[抜粋]:

---*---

コンピュータ基礎および演習II

例題

これまではプログラムで行う仕事を、 データとその処理手順を計算を行う順番に最初から順に記述することで、 プログラムを書いてきました。 すなわち、変数に値を入れておき、 演算、条件分岐や繰り返しといった処理を順番に行うことで 仕事を行ってきました。 しかし、このやり方では、 規模の大きなプログラムや 複雑な手順の処理を行うプログラムを書く場合に適していません。 同じデータやそのデータに対する処理手順をひとまとまりにしておき、 必要に応じてその機能を使うことができれば便利です。

Java は「オブジェクト指向 (Object Oriented) 」のプログラミング言語です。 オブジェクト (Object) とは日本語で「モノ」のことです。 オブジェクト指向プログラミング言語では、 プログラムを書く際には、すべてがモノを中心とした考え方をします。

---*---

[データ行]:
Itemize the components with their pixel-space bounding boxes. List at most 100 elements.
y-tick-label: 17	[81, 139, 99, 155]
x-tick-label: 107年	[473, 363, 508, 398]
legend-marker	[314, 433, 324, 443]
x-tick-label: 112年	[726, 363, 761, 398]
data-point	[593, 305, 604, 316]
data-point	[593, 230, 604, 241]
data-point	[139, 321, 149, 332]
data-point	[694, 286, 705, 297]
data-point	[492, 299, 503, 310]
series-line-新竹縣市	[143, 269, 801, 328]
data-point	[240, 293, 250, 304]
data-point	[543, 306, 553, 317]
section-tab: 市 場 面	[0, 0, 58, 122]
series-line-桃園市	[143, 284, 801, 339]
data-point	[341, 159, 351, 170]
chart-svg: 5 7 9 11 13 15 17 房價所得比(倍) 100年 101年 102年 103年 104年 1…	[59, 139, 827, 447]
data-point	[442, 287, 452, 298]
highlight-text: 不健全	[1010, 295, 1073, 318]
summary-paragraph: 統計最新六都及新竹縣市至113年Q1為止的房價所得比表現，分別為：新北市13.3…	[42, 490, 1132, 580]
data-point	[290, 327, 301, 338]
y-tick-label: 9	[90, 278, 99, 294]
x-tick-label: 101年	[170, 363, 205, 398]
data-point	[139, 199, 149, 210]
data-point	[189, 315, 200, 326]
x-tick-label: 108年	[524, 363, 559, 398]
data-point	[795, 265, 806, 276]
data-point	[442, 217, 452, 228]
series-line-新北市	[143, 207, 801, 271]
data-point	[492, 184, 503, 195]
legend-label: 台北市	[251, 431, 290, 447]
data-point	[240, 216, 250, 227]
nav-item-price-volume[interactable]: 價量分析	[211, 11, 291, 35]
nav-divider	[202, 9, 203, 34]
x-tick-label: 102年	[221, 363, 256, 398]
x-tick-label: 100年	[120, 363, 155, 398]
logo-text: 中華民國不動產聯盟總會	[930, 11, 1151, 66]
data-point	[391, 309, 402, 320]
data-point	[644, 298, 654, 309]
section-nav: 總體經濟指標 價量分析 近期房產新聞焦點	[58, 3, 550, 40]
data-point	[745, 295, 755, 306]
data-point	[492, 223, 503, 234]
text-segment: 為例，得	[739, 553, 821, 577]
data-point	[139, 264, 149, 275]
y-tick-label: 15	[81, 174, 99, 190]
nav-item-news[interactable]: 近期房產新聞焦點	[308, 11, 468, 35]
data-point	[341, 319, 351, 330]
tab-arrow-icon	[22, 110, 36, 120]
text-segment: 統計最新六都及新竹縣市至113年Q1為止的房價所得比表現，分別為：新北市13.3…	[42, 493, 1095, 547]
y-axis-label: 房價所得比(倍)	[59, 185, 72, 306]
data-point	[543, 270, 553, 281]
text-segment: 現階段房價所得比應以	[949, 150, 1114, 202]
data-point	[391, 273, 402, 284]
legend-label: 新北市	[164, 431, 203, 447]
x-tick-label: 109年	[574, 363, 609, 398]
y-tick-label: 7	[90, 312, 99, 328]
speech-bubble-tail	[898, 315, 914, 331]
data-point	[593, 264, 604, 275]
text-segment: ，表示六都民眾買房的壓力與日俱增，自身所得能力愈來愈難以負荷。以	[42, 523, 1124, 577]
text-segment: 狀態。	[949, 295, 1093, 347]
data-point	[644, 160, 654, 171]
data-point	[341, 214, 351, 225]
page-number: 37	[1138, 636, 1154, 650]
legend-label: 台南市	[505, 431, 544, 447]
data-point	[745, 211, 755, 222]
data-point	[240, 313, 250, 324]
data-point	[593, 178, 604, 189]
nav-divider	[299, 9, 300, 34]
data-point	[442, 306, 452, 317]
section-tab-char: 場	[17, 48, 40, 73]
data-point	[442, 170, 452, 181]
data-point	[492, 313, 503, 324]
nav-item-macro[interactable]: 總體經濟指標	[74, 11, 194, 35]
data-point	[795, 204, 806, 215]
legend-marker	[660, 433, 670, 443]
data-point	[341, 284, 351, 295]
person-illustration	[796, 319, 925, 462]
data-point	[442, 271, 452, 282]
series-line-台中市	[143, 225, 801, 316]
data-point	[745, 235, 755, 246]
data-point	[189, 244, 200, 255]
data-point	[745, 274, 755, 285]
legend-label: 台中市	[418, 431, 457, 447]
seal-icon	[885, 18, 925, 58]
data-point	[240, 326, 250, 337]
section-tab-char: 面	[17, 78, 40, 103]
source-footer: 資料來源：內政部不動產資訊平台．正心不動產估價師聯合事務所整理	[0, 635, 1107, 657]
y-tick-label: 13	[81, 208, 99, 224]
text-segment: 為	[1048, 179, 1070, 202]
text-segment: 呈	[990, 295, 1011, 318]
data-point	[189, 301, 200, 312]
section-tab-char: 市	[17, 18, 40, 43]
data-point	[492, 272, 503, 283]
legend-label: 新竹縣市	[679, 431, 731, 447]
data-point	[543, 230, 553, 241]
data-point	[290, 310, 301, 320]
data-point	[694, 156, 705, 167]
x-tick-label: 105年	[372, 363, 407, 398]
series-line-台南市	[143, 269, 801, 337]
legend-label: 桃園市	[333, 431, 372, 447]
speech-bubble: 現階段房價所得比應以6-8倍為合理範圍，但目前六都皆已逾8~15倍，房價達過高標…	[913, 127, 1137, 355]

---*---

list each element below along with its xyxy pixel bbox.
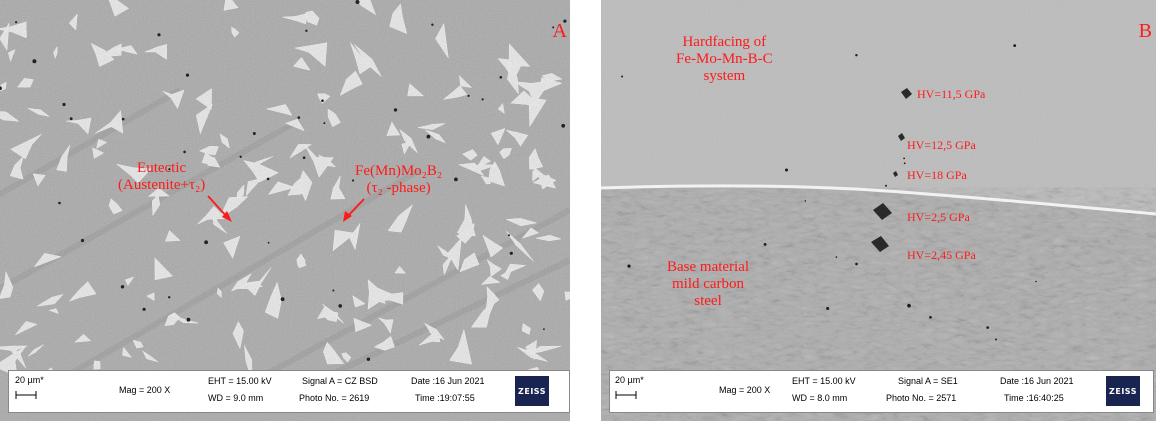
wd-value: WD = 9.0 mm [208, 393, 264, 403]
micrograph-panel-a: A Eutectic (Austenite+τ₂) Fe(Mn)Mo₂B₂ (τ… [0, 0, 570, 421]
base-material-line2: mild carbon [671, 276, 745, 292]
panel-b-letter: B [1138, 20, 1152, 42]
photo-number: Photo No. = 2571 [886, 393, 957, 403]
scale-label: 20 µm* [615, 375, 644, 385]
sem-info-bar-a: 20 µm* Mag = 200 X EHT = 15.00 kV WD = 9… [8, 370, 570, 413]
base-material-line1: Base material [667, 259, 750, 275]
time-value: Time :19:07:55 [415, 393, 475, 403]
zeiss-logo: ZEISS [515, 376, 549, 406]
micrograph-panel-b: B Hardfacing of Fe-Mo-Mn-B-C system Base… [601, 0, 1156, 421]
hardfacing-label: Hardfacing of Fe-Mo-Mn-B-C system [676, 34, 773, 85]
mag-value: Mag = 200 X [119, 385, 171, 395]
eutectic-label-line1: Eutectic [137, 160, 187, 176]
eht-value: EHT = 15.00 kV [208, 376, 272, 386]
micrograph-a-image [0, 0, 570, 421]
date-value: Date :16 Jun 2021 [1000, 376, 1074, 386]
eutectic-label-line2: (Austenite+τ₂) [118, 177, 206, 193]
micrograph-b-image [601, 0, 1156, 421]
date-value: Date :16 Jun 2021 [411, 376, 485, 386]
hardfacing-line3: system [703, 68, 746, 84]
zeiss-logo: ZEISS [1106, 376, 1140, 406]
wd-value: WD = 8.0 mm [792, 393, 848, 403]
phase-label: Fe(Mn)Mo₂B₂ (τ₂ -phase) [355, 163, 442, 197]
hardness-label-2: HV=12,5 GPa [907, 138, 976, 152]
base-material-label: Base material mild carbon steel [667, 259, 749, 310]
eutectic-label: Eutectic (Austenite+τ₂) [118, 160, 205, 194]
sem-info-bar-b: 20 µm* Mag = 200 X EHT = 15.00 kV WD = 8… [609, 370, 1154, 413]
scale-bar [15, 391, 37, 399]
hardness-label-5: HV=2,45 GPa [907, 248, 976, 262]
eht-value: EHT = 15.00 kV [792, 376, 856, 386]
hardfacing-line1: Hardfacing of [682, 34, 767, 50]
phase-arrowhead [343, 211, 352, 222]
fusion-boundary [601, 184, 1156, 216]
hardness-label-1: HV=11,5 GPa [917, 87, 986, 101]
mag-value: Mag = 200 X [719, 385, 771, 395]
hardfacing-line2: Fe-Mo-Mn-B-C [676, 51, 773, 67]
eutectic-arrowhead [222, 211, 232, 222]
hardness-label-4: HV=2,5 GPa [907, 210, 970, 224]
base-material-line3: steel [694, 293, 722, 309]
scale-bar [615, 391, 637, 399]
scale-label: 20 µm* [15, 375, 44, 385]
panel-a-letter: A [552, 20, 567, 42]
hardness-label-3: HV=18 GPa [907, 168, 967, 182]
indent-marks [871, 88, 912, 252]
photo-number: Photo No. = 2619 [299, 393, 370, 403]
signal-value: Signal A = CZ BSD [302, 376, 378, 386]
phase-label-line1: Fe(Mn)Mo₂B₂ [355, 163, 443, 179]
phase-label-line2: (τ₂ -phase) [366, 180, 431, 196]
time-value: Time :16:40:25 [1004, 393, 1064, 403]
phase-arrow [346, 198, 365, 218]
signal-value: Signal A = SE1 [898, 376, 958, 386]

---*---

[課題文]:
上の抜粋について、次の問いに答えてください。
1. これまでのプログラムでは、変数に値を入れておいた後、どのような処理を順番に行ってきましたか？
2. そのやり方は、どのようなプログラムを書く場合に適していないとされていますか？
3. オブジェクトとは日本語で何のことですか？

[解答]:
1. 演算、条件分岐や繰り返しといった処理です。
2. 規模の大きなプログラムや、複雑な手順の処理を行うプログラムを書く場合です。
3. 「モノ」のことです。